* [STATED GOAL]: Below are the records; locate each line with the word "finished" and copy it.

>> Begin DATA SHOWN

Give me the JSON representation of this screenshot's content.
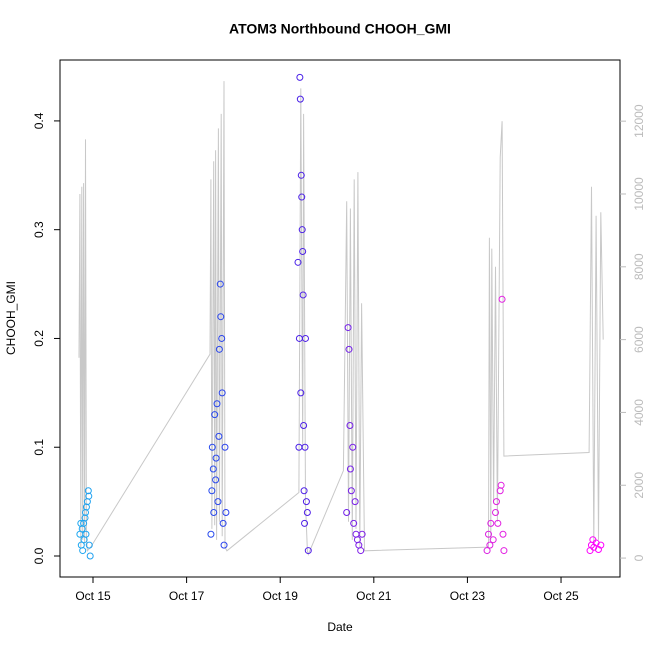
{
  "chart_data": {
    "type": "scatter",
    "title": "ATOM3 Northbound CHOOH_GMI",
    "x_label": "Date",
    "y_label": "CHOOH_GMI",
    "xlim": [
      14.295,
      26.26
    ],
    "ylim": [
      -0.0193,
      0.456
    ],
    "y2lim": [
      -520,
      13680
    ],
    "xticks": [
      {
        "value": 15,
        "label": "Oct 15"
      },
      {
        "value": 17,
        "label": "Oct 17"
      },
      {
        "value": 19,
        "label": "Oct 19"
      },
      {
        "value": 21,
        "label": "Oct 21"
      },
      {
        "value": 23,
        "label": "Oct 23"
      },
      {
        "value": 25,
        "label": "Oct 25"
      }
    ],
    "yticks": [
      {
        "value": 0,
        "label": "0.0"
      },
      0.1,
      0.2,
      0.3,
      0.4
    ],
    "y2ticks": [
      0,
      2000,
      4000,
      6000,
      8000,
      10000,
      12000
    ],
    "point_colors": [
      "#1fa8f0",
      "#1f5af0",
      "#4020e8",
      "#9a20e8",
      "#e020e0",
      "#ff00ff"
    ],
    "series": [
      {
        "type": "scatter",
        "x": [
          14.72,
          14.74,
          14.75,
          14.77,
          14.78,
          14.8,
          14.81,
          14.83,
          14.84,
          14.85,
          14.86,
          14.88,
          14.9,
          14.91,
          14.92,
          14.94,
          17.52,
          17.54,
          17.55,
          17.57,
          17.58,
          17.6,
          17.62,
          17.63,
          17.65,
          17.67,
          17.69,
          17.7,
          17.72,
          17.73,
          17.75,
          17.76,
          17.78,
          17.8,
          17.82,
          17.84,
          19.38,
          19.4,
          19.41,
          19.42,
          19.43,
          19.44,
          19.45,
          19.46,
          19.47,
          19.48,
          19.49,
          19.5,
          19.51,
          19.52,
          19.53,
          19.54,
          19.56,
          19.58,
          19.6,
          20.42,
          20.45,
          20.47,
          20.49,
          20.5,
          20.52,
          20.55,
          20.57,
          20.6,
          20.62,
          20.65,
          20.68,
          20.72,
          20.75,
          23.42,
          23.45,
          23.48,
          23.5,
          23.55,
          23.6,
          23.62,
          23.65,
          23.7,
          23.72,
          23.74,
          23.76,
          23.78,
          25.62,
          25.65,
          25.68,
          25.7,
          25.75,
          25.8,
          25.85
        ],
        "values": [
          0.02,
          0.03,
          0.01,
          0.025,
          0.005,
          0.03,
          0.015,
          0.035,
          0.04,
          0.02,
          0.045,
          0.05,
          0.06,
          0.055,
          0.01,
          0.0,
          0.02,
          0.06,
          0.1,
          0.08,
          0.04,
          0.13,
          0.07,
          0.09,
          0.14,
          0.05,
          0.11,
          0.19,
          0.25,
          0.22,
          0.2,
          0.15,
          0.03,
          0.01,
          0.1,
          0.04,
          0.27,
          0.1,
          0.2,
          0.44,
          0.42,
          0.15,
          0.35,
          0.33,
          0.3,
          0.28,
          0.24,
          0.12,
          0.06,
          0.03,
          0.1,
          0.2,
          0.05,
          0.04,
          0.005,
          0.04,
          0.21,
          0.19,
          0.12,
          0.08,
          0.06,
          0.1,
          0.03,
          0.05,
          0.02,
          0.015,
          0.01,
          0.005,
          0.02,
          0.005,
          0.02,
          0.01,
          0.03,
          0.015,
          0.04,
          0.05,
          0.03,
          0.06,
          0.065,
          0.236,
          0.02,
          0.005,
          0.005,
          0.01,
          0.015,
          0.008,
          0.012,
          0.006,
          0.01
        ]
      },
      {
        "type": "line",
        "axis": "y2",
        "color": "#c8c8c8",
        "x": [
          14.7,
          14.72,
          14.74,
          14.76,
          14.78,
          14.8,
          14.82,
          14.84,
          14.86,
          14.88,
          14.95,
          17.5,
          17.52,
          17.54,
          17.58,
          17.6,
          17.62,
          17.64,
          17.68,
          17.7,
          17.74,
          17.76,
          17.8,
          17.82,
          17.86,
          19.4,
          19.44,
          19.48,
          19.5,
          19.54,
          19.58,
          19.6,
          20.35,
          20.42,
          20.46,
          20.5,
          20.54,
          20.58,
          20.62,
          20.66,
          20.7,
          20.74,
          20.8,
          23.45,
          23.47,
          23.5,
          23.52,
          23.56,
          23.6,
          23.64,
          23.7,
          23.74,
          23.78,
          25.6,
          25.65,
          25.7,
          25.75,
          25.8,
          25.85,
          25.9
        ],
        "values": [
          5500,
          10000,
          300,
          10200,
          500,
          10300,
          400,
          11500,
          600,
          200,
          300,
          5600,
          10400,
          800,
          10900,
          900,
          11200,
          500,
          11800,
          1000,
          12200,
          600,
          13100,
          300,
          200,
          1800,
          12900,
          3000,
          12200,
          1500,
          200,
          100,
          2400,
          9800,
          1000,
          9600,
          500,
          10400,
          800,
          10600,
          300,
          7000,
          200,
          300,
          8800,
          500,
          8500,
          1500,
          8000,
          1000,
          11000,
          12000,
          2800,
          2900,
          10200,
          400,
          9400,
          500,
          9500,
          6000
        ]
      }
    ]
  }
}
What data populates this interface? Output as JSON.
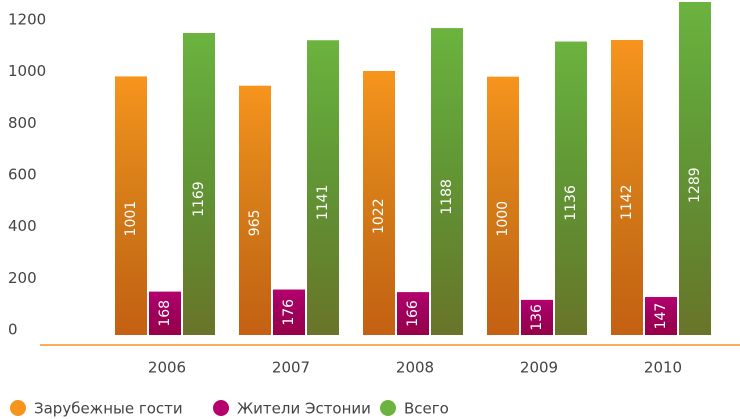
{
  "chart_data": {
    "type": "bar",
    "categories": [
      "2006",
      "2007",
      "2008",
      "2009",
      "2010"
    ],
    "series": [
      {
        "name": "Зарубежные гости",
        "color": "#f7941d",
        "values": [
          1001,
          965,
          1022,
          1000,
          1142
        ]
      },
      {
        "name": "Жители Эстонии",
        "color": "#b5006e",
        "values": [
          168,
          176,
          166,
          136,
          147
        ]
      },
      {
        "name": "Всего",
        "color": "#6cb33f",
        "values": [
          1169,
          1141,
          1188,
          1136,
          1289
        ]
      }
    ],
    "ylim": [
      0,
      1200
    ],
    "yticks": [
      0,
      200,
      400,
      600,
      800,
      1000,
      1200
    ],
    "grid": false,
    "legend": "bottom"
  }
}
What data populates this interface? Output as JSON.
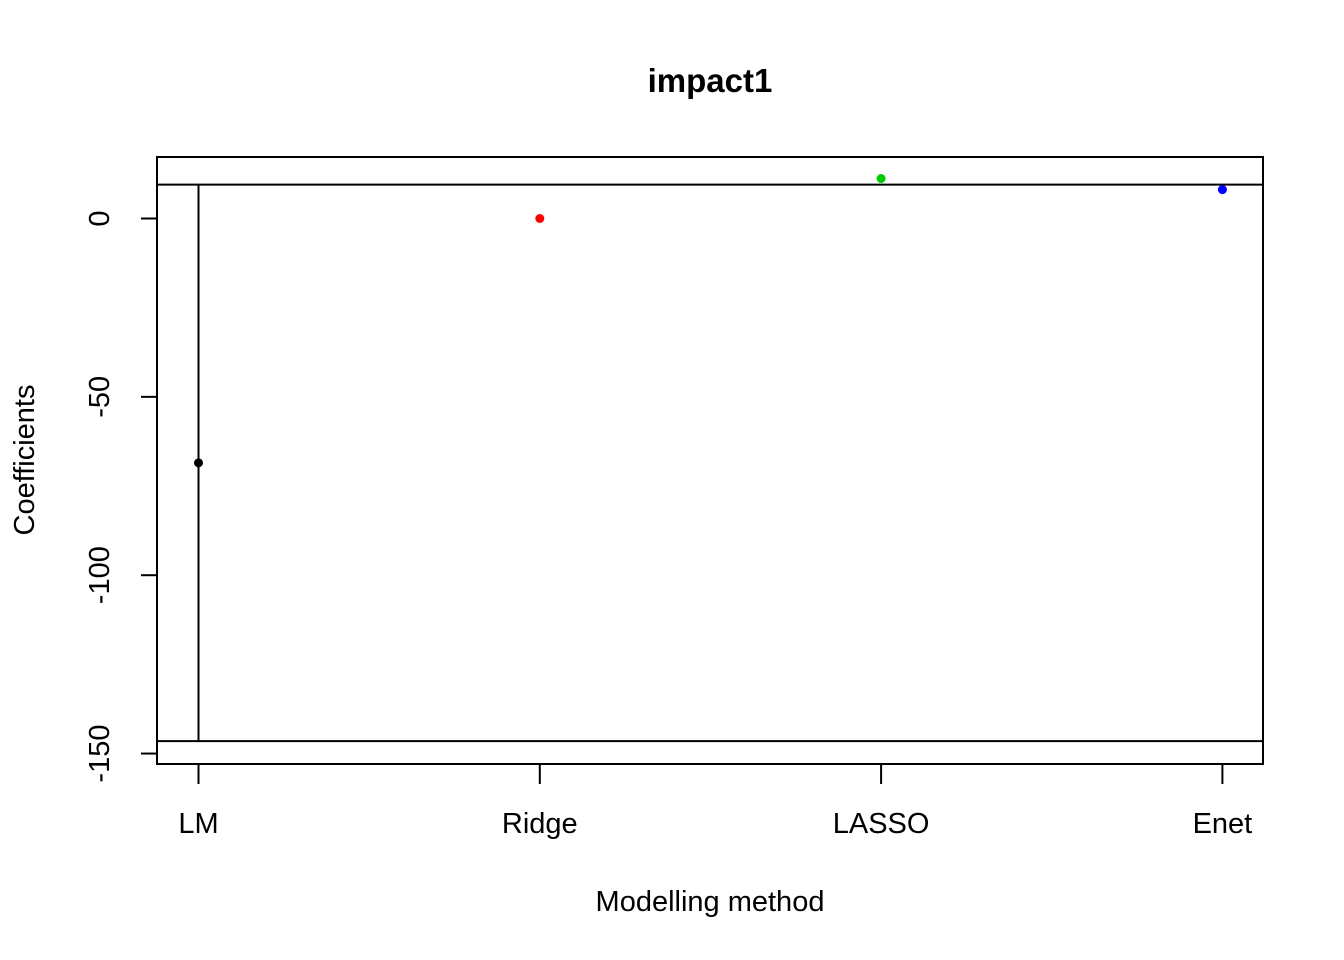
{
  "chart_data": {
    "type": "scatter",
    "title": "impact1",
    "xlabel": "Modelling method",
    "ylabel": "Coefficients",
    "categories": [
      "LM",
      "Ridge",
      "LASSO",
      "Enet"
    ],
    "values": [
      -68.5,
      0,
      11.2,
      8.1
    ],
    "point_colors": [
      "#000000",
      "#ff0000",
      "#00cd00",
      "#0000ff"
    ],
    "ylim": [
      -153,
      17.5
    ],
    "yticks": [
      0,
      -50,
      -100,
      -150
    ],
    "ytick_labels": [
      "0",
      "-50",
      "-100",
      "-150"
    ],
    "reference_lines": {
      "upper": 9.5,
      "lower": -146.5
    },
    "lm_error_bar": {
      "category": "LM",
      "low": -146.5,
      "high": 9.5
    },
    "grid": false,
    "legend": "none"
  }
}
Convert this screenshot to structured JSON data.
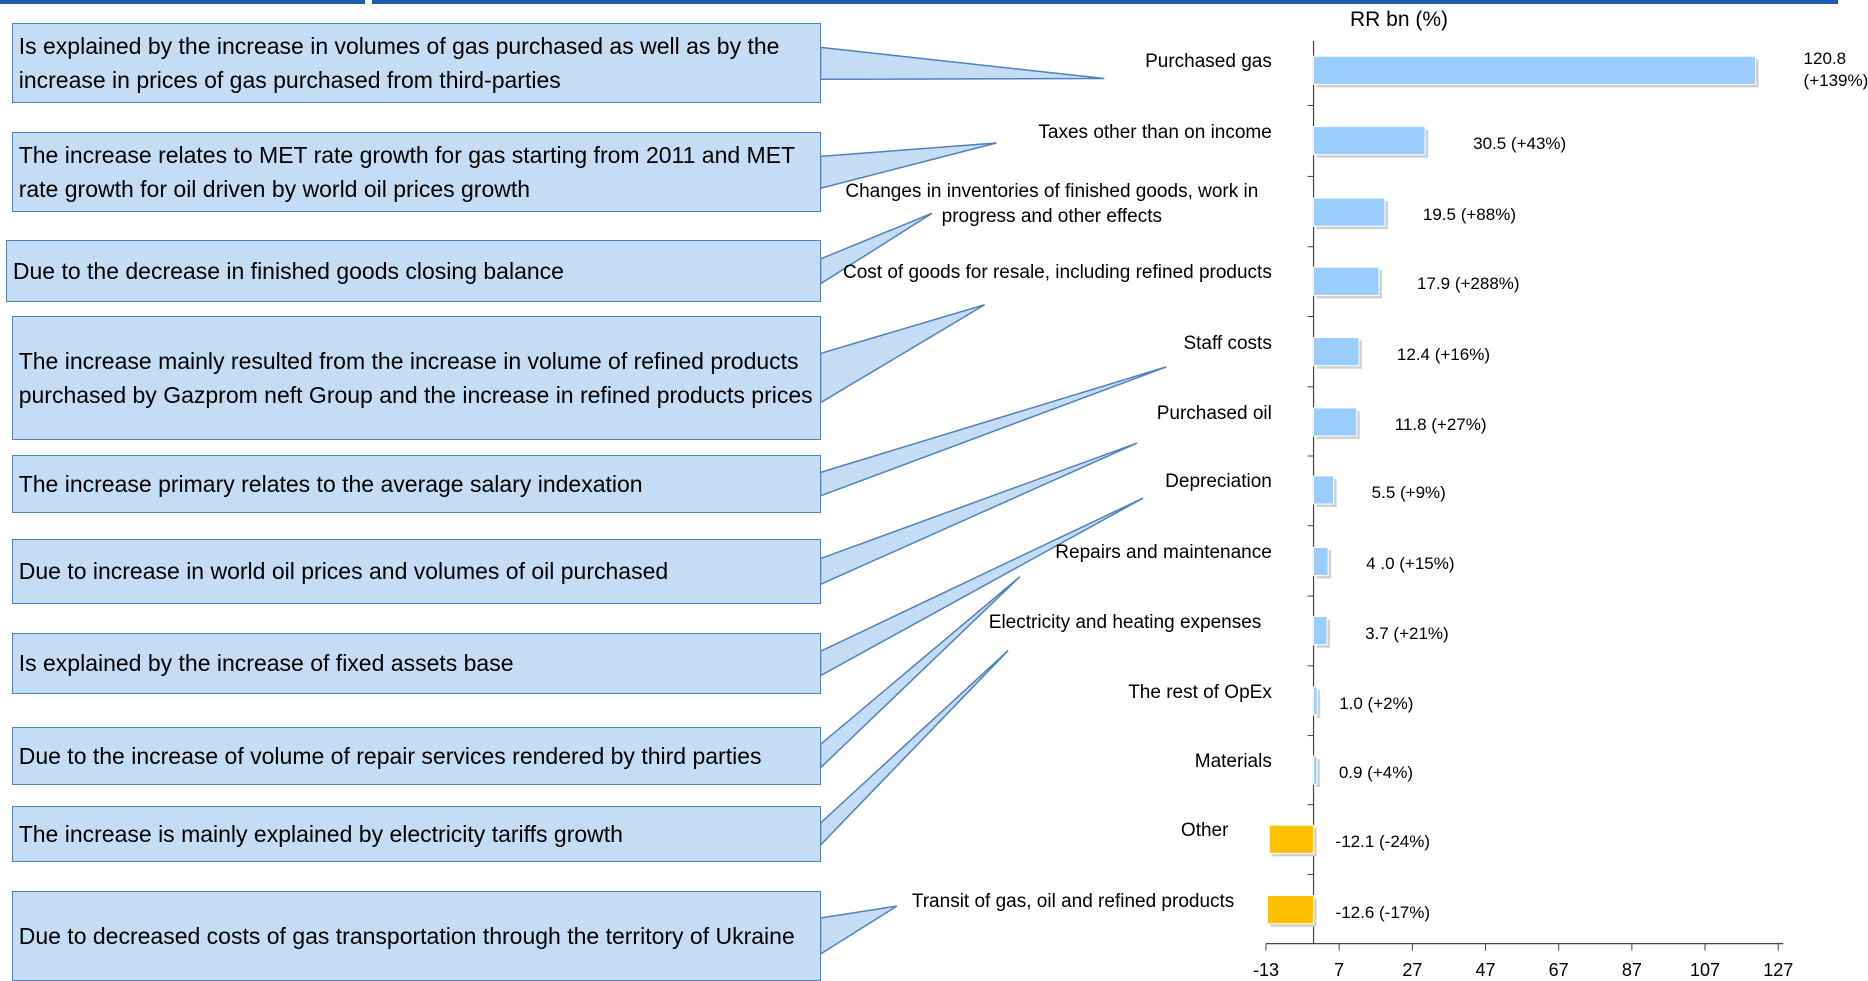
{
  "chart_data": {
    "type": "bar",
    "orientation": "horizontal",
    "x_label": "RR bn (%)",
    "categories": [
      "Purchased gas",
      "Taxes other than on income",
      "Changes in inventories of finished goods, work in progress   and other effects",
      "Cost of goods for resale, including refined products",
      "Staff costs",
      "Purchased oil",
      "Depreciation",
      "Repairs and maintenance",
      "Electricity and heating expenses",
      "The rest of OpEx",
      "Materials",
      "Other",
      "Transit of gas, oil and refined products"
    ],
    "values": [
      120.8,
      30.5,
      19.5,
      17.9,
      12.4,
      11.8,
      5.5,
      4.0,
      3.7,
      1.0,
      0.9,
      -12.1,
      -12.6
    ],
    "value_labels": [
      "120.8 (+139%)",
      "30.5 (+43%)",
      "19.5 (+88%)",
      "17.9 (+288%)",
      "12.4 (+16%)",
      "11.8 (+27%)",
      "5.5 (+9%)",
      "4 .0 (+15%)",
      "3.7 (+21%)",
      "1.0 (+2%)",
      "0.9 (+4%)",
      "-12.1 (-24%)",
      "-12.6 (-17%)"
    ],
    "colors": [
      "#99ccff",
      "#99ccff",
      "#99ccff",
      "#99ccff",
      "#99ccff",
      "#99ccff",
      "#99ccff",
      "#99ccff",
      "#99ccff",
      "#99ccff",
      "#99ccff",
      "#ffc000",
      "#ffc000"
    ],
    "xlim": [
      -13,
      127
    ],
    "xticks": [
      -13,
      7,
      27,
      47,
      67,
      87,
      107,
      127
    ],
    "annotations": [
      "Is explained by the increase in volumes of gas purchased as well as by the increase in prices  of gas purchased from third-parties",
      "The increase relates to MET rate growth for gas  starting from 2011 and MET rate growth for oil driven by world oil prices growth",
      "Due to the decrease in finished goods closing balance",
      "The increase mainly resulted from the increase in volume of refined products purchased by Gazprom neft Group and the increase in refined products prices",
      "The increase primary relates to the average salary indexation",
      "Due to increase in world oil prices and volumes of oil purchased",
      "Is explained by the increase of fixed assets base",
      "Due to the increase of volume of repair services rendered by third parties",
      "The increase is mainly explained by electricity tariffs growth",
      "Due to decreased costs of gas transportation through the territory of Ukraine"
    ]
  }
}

>> End DATA SHOWN

* [EXERCISE ANSWER]:
      "Changes in inventories of finished goods, work in progress   and other effects",
      "Due to the decrease in finished goods closing balance",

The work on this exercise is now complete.